Passage START

Burosumab

Monoclonal antibody
- Type: Whole antibody
- Source: Human
- Target: FGF 23

Clinical data
- Pronunciation: bur OH sue mab
- Trade names: Crysvita
- Other names: KRN-23, KRN23, burosumab-twza
- AHFS/Drugs.com: Monograph
- MedlinePlus: a618034
- License data: EU EMA: by INN; US DailyMed: Burosumab;
- Pregnancy category: AU: B3;
- Routes of administration: Subcutaneous
- ATC code: M05BX05 (WHO) ;

Legal status
- Legal status: AU: S4 (Prescription only); CA: ℞-only / Schedule D; UK: POM (Prescription only); US: ℞-only; EU: Rx-only; In general: ℞ (Prescription only);

Pharmacokinetic data
- Elimination half-life: 16.4 days

Identifiers
- CAS Number: 1610833-03-8;
- DrugBank: DB14012;
- ChemSpider: none;
- UNII: G9WJT6RD29;
- KEGG: D10913;

Chemical and physical data
- Formula: C_{6388}H_{9904}N_{1700}O_{2006}S_{46}
- Molar mass: 144090.15 g·mol^{−1}

= Burosumab =

Monoclonal antibody designed to treat X-linked hypophosphatemia

Burosumab, sold under the brand name Crysvita, is a human monoclonal antibody medication approved 2018 for the treatment of X-linked hypophosphatemia and tumor-induced osteomalacia.

Passage END
Given entries START

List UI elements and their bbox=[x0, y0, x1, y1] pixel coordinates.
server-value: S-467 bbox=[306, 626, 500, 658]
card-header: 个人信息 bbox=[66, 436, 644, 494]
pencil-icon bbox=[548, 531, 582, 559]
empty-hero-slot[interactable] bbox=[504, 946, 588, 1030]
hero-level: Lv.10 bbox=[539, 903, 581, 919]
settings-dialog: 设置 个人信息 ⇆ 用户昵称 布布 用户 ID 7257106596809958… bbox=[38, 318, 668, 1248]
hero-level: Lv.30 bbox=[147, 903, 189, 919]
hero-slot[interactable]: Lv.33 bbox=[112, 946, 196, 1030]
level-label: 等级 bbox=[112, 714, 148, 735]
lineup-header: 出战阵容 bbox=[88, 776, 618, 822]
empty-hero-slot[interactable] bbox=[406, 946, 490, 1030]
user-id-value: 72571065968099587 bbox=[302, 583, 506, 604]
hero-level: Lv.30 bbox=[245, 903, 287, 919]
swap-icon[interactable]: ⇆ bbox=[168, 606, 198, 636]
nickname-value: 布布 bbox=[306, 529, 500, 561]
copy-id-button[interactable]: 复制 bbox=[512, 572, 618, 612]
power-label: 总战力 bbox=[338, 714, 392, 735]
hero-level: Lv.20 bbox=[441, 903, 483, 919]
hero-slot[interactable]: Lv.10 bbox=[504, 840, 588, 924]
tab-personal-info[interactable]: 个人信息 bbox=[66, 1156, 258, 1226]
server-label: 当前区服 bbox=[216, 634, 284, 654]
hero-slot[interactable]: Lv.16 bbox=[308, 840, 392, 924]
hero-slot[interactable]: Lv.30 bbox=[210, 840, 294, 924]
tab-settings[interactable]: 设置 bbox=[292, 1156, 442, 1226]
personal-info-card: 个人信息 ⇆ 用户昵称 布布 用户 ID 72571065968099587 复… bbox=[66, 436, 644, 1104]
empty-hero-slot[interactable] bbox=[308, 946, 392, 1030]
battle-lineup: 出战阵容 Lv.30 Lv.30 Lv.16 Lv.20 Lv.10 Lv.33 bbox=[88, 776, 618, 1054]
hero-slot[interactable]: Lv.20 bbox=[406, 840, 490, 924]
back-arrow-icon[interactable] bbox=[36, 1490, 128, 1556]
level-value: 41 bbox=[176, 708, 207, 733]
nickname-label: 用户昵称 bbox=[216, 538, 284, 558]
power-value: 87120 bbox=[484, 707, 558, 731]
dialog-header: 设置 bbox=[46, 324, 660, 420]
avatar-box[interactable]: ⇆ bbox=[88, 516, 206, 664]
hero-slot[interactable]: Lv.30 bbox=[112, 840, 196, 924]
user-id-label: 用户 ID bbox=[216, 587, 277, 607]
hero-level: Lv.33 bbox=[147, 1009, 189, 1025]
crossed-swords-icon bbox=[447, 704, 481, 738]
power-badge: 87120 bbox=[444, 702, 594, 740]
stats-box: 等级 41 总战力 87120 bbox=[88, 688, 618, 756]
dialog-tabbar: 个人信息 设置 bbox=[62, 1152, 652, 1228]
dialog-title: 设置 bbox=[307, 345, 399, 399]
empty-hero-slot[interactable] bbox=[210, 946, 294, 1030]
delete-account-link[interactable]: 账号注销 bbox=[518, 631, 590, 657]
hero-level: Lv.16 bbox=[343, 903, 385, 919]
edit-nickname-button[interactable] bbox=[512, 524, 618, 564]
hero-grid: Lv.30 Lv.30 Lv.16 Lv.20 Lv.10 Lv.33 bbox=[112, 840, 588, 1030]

Given entries END

* [Work request 1]
According to the burosumab article, what is the elimination half-life of the drug?
* [Work request 2]
Transcribe the burosumab article starting at "Chemical and physical" and ending at "and tumor-induced osteomalacia.".

* [Final answer 1]
16.4 days

* [Final answer 2]
Chemical and physical data
- Formula: C_{6388}H_{9904}N_{1700}O_{2006}S_{46}
- Molar mass: 144090.15 g·mol^{−1}

= Burosumab =

Monoclonal antibody designed to treat X-linked hypophosphatemia

Burosumab, sold under the brand name Crysvita, is a human monoclonal antibody medication approved 2018 for the treatment of X-linked hypophosphatemia and tumor-induced osteomalacia.